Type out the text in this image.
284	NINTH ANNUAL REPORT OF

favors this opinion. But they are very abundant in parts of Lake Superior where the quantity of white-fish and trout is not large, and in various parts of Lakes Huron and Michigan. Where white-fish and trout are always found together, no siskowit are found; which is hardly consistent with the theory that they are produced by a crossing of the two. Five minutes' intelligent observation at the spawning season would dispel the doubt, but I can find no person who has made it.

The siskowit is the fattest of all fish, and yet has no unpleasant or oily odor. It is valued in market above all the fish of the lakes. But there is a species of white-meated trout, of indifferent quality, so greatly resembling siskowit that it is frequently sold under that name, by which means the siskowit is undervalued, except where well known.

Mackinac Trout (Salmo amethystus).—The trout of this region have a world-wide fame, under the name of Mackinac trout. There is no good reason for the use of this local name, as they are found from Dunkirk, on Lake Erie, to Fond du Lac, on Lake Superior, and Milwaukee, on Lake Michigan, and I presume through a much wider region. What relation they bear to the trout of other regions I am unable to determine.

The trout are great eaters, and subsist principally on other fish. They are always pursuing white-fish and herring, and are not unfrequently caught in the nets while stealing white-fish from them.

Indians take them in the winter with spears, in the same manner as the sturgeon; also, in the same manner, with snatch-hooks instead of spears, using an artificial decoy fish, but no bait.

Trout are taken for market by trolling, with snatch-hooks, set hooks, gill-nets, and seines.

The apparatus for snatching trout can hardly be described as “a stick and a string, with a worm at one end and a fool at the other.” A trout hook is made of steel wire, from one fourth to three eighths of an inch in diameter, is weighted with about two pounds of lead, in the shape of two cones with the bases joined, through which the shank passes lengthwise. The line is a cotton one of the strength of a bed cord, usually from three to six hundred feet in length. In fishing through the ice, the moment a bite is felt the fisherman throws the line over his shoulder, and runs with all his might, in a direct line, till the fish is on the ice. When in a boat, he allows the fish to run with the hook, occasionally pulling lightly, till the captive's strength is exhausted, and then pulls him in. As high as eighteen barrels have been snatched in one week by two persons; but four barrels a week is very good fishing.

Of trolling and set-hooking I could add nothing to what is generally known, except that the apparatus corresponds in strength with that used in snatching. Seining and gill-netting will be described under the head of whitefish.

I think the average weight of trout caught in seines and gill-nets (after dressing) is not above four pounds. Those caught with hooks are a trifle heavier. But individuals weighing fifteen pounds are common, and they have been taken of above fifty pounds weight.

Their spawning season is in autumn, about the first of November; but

EXERCISE DIRECTIONS: Using the material above, print every entry exactly as written.

WRITTEN ANSWER:
Type out the text in this image.
284	NINTH ANNUAL REPORT OF

favors this opinion. But they are very abundant in parts of Lake Superior where the quantity of white-fish and trout is not large, and in various parts of Lakes Huron and Michigan. Where white-fish and trout are always found together, no siskowit are found; which is hardly consistent with the theory that they are produced by a crossing of the two. Five minutes' intelligent observation at the spawning season would dispel the doubt, but I can find no person who has made it.

The siskowit is the fattest of all fish, and yet has no unpleasant or oily odor. It is valued in market above all the fish of the lakes. But there is a species of white-meated trout, of indifferent quality, so greatly resembling siskowit that it is frequently sold under that name, by which means the siskowit is undervalued, except where well known.

Mackinac Trout (Salmo amethystus).—The trout of this region have a world-wide fame, under the name of Mackinac trout. There is no good reason for the use of this local name, as they are found from Dunkirk, on Lake Erie, to Fond du Lac, on Lake Superior, and Milwaukee, on Lake Michigan, and I presume through a much wider region. What relation they bear to the trout of other regions I am unable to determine.

The trout are great eaters, and subsist principally on other fish. They are always pursuing white-fish and herring, and are not unfrequently caught in the nets while stealing white-fish from them.

Indians take them in the winter with spears, in the same manner as the sturgeon; also, in the same manner, with snatch-hooks instead of spears, using an artificial decoy fish, but no bait.

Trout are taken for market by trolling, with snatch-hooks, set hooks, gill-nets, and seines.

The apparatus for snatching trout can hardly be described as “a stick and a string, with a worm at one end and a fool at the other.” A trout hook is made of steel wire, from one fourth to three eighths of an inch in diameter, is weighted with about two pounds of lead, in the shape of two cones with the bases joined, through which the shank passes lengthwise. The line is a cotton one of the strength of a bed cord, usually from three to six hundred feet in length. In fishing through the ice, the moment a bite is felt the fisherman throws the line over his shoulder, and runs with all his might, in a direct line, till the fish is on the ice. When in a boat, he allows the fish to run with the hook, occasionally pulling lightly, till the captive's strength is exhausted, and then pulls him in. As high as eighteen barrels have been snatched in one week by two persons; but four barrels a week is very good fishing.

Of trolling and set-hooking I could add nothing to what is generally known, except that the apparatus corresponds in strength with that used in snatching. Seining and gill-netting will be described under the head of whitefish.

I think the average weight of trout caught in seines and gill-nets (after dressing) is not above four pounds. Those caught with hooks are a trifle heavier. But individuals weighing fifteen pounds are common, and they have been taken of above fifty pounds weight.

Their spawning season is in autumn, about the first of November; but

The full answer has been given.